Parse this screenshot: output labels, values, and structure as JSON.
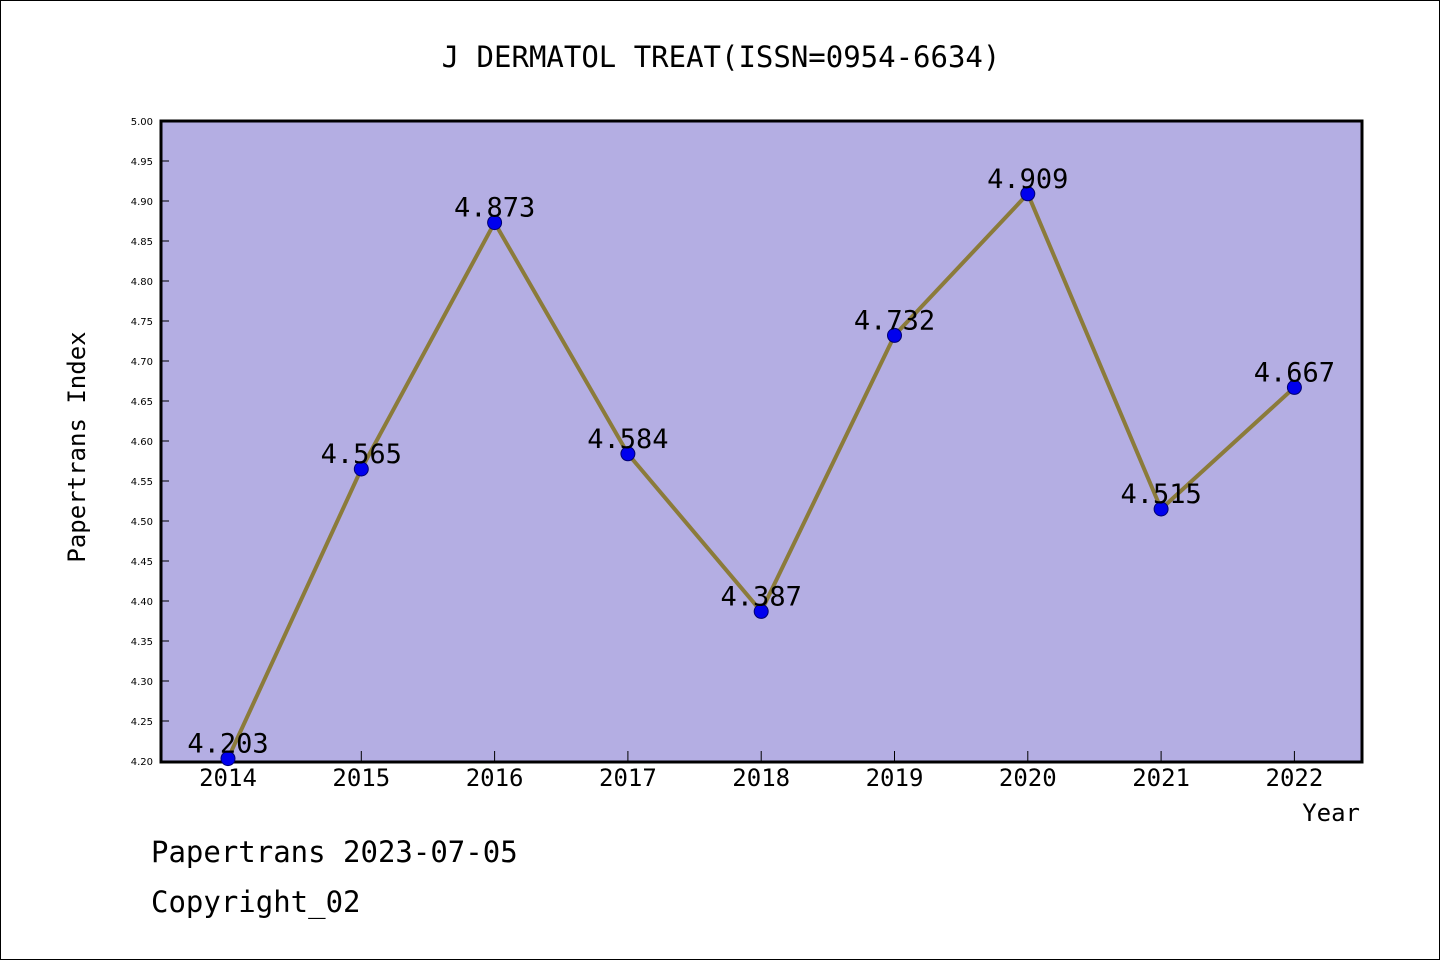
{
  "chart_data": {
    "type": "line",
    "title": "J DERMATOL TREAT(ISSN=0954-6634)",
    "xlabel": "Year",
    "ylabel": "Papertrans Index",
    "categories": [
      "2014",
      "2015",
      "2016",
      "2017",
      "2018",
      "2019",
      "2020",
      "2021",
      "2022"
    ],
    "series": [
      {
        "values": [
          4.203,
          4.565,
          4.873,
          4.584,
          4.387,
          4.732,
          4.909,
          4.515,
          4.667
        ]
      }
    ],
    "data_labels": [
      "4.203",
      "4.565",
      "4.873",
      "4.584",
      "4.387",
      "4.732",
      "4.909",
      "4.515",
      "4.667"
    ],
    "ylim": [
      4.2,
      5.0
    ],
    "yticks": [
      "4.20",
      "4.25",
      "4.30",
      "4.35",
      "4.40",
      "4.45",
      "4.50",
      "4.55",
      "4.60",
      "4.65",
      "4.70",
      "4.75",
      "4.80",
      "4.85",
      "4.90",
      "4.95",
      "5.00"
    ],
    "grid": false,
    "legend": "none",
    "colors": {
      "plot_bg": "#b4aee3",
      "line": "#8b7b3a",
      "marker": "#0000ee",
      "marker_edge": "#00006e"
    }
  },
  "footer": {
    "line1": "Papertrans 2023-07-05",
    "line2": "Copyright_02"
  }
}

━━━━━━━━━━━━━━━━

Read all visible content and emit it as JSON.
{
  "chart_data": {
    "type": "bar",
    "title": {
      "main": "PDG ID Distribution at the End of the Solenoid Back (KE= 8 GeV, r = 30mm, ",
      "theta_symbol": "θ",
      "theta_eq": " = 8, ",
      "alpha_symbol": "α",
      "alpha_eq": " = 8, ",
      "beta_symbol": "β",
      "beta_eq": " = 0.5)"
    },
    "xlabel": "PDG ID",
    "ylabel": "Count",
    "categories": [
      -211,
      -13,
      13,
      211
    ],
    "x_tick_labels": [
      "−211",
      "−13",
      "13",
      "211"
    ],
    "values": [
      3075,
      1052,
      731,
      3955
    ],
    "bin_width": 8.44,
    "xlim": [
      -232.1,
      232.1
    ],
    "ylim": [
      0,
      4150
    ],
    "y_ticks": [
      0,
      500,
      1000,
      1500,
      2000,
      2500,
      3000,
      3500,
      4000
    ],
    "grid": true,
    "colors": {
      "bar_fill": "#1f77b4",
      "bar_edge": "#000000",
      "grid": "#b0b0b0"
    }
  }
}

━━━━━━━━━━━━━━━━

WHAT THE TASK REQUIRES. Find how many lines of the listing include the string "ylabel" and give that number, nothing else.

THE COMPLETED TASK. 2